§ **SUPPLIED DATA**
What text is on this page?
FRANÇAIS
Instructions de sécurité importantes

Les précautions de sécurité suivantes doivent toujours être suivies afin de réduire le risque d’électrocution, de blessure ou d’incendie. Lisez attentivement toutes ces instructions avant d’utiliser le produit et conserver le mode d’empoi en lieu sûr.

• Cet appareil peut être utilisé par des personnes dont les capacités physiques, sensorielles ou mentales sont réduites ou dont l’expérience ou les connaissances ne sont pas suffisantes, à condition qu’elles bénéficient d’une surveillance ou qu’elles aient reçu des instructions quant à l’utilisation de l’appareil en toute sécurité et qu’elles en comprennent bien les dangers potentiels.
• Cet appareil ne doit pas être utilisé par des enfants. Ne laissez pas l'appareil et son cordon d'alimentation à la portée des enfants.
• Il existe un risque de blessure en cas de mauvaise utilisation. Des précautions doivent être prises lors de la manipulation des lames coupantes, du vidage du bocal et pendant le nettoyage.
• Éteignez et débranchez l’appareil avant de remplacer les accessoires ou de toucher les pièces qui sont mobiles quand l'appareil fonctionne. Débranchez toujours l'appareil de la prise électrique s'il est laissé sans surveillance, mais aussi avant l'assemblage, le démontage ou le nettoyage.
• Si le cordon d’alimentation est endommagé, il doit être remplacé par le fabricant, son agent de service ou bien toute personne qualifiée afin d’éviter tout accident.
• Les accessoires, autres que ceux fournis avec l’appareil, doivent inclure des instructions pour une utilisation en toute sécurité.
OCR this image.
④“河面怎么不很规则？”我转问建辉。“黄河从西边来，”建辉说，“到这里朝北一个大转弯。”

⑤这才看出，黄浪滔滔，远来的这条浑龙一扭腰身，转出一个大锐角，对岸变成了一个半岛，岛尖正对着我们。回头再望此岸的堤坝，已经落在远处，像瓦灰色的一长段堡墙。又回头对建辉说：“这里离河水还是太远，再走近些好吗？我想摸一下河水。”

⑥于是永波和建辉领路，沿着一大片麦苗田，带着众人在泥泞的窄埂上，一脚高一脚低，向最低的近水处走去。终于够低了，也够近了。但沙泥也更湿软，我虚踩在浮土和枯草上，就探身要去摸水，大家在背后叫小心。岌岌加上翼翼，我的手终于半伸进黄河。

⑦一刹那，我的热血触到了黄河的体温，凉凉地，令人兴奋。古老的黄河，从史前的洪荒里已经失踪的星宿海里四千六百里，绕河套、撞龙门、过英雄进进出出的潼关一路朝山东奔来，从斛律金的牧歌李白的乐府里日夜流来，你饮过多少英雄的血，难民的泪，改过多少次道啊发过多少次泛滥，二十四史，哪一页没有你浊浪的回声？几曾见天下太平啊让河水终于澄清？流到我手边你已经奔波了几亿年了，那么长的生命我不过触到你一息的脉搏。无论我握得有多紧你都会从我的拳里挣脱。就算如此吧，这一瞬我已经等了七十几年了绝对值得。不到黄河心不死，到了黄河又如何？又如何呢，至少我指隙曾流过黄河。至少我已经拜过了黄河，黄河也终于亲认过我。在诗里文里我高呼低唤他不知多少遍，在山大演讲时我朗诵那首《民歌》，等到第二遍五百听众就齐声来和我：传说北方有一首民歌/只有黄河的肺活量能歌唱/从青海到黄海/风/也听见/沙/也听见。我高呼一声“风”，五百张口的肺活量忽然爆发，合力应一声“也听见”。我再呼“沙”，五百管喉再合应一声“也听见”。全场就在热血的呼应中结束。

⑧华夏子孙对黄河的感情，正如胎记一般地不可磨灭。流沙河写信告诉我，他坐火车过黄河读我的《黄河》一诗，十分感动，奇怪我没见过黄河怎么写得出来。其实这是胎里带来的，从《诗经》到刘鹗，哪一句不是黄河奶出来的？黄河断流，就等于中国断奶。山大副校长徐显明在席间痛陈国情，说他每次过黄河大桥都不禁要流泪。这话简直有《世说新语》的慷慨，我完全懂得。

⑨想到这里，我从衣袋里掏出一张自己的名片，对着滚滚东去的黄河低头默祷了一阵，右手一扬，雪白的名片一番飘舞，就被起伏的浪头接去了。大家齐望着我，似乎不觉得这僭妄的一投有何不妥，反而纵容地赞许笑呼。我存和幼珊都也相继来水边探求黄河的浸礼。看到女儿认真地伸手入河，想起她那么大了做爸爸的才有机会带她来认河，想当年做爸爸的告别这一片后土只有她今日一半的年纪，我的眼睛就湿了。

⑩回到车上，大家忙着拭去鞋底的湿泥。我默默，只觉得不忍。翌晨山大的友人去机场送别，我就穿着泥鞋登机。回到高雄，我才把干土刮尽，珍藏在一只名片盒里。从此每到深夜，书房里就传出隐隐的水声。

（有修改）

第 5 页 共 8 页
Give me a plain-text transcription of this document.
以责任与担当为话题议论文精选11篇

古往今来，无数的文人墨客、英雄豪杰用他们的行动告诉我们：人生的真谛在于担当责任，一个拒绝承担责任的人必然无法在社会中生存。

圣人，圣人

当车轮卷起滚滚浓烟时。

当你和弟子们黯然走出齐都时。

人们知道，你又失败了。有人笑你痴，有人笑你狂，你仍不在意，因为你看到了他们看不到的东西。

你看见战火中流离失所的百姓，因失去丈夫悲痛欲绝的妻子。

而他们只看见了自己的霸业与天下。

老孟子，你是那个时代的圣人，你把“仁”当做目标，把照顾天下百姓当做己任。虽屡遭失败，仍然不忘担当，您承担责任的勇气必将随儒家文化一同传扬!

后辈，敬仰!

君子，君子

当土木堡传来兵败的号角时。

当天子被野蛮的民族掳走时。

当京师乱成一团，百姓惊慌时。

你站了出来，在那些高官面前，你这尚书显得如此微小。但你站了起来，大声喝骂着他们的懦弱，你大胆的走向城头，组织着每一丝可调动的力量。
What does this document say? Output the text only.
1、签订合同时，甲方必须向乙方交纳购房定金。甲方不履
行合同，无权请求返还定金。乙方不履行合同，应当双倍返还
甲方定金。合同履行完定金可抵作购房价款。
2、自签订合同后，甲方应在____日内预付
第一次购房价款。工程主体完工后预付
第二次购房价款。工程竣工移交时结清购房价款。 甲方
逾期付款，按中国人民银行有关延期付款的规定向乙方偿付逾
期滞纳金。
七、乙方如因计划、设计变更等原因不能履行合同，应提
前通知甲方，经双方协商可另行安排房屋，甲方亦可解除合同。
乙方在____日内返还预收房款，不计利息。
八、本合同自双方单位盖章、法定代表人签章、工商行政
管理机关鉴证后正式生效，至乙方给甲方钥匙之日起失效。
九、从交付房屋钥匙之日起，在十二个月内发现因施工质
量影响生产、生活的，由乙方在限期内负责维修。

§ **WHAT IS BEING ASKED**
Write out the data again, exactly and in full.

§ **EXERCISE SOLUTION**
What text is on this page?
FRANÇAIS
Instructions de sécurité importantes

Les précautions de sécurité suivantes doivent toujours être suivies afin de réduire le risque d’électrocution, de blessure ou d’incendie. Lisez attentivement toutes ces instructions avant d’utiliser le produit et conserver le mode d’empoi en lieu sûr.

• Cet appareil peut être utilisé par des personnes dont les capacités physiques, sensorielles ou mentales sont réduites ou dont l’expérience ou les connaissances ne sont pas suffisantes, à condition qu’elles bénéficient d’une surveillance ou qu’elles aient reçu des instructions quant à l’utilisation de l’appareil en toute sécurité et qu’elles en comprennent bien les dangers potentiels.
• Cet appareil ne doit pas être utilisé par des enfants. Ne laissez pas l'appareil et son cordon d'alimentation à la portée des enfants.
• Il existe un risque de blessure en cas de mauvaise utilisation. Des précautions doivent être prises lors de la manipulation des lames coupantes, du vidage du bocal et pendant le nettoyage.
• Éteignez et débranchez l’appareil avant de remplacer les accessoires ou de toucher les pièces qui sont mobiles quand l'appareil fonctionne. Débranchez toujours l'appareil de la prise électrique s'il est laissé sans surveillance, mais aussi avant l'assemblage, le démontage ou le nettoyage.
• Si le cordon d’alimentation est endommagé, il doit être remplacé par le fabricant, son agent de service ou bien toute personne qualifiée afin d’éviter tout accident.
• Les accessoires, autres que ceux fournis avec l’appareil, doivent inclure des instructions pour une utilisation en toute sécurité.
OCR this image.
④“河面怎么不很规则？”我转问建辉。“黄河从西边来，”建辉说，“到这里朝北一个大转弯。”

⑤这才看出，黄浪滔滔，远来的这条浑龙一扭腰身，转出一个大锐角，对岸变成了一个半岛，岛尖正对着我们。回头再望此岸的堤坝，已经落在远处，像瓦灰色的一长段堡墙。又回头对建辉说：“这里离河水还是太远，再走近些好吗？我想摸一下河水。”

⑥于是永波和建辉领路，沿着一大片麦苗田，带着众人在泥泞的窄埂上，一脚高一脚低，向最低的近水处走去。终于够低了，也够近了。但沙泥也更湿软，我虚踩在浮土和枯草上，就探身要去摸水，大家在背后叫小心。岌岌加上翼翼，我的手终于半伸进黄河。

⑦一刹那，我的热血触到了黄河的体温，凉凉地，令人兴奋。古老的黄河，从史前的洪荒里已经失踪的星宿海里四千六百里，绕河套、撞龙门、过英雄进进出出的潼关一路朝山东奔来，从斛律金的牧歌李白的乐府里日夜流来，你饮过多少英雄的血，难民的泪，改过多少次道啊发过多少次泛滥，二十四史，哪一页没有你浊浪的回声？几曾见天下太平啊让河水终于澄清？流到我手边你已经奔波了几亿年了，那么长的生命我不过触到你一息的脉搏。无论我握得有多紧你都会从我的拳里挣脱。就算如此吧，这一瞬我已经等了七十几年了绝对值得。不到黄河心不死，到了黄河又如何？又如何呢，至少我指隙曾流过黄河。至少我已经拜过了黄河，黄河也终于亲认过我。在诗里文里我高呼低唤他不知多少遍，在山大演讲时我朗诵那首《民歌》，等到第二遍五百听众就齐声来和我：传说北方有一首民歌/只有黄河的肺活量能歌唱/从青海到黄海/风/也听见/沙/也听见。我高呼一声“风”，五百张口的肺活量忽然爆发，合力应一声“也听见”。我再呼“沙”，五百管喉再合应一声“也听见”。全场就在热血的呼应中结束。

⑧华夏子孙对黄河的感情，正如胎记一般地不可磨灭。流沙河写信告诉我，他坐火车过黄河读我的《黄河》一诗，十分感动，奇怪我没见过黄河怎么写得出来。其实这是胎里带来的，从《诗经》到刘鹗，哪一句不是黄河奶出来的？黄河断流，就等于中国断奶。山大副校长徐显明在席间痛陈国情，说他每次过黄河大桥都不禁要流泪。这话简直有《世说新语》的慷慨，我完全懂得。

⑨想到这里，我从衣袋里掏出一张自己的名片，对着滚滚东去的黄河低头默祷了一阵，右手一扬，雪白的名片一番飘舞，就被起伏的浪头接去了。大家齐望着我，似乎不觉得这僭妄的一投有何不妥，反而纵容地赞许笑呼。我存和幼珊都也相继来水边探求黄河的浸礼。看到女儿认真地伸手入河，想起她那么大了做爸爸的才有机会带她来认河，想当年做爸爸的告别这一片后土只有她今日一半的年纪，我的眼睛就湿了。

⑩回到车上，大家忙着拭去鞋底的湿泥。我默默，只觉得不忍。翌晨山大的友人去机场送别，我就穿着泥鞋登机。回到高雄，我才把干土刮尽，珍藏在一只名片盒里。从此每到深夜，书房里就传出隐隐的水声。

（有修改）

第 5 页 共 8 页
Give me a plain-text transcription of this document.
以责任与担当为话题议论文精选11篇

古往今来，无数的文人墨客、英雄豪杰用他们的行动告诉我们：人生的真谛在于担当责任，一个拒绝承担责任的人必然无法在社会中生存。

圣人，圣人

当车轮卷起滚滚浓烟时。

当你和弟子们黯然走出齐都时。

人们知道，你又失败了。有人笑你痴，有人笑你狂，你仍不在意，因为你看到了他们看不到的东西。

你看见战火中流离失所的百姓，因失去丈夫悲痛欲绝的妻子。

而他们只看见了自己的霸业与天下。

老孟子，你是那个时代的圣人，你把“仁”当做目标，把照顾天下百姓当做己任。虽屡遭失败，仍然不忘担当，您承担责任的勇气必将随儒家文化一同传扬!

后辈，敬仰!

君子，君子

当土木堡传来兵败的号角时。

当天子被野蛮的民族掳走时。

当京师乱成一团，百姓惊慌时。

你站了出来，在那些高官面前，你这尚书显得如此微小。但你站了起来，大声喝骂着他们的懦弱，你大胆的走向城头，组织着每一丝可调动的力量。
What does this document say? Output the text only.
1、签订合同时，甲方必须向乙方交纳购房定金。甲方不履
行合同，无权请求返还定金。乙方不履行合同，应当双倍返还
甲方定金。合同履行完定金可抵作购房价款。
2、自签订合同后，甲方应在____日内预付
第一次购房价款。工程主体完工后预付
第二次购房价款。工程竣工移交时结清购房价款。 甲方
逾期付款，按中国人民银行有关延期付款的规定向乙方偿付逾
期滞纳金。
七、乙方如因计划、设计变更等原因不能履行合同，应提
前通知甲方，经双方协商可另行安排房屋，甲方亦可解除合同。
乙方在____日内返还预收房款，不计利息。
八、本合同自双方单位盖章、法定代表人签章、工商行政
管理机关鉴证后正式生效，至乙方给甲方钥匙之日起失效。
九、从交付房屋钥匙之日起，在十二个月内发现因施工质
量影响生产、生活的，由乙方在限期内负责维修。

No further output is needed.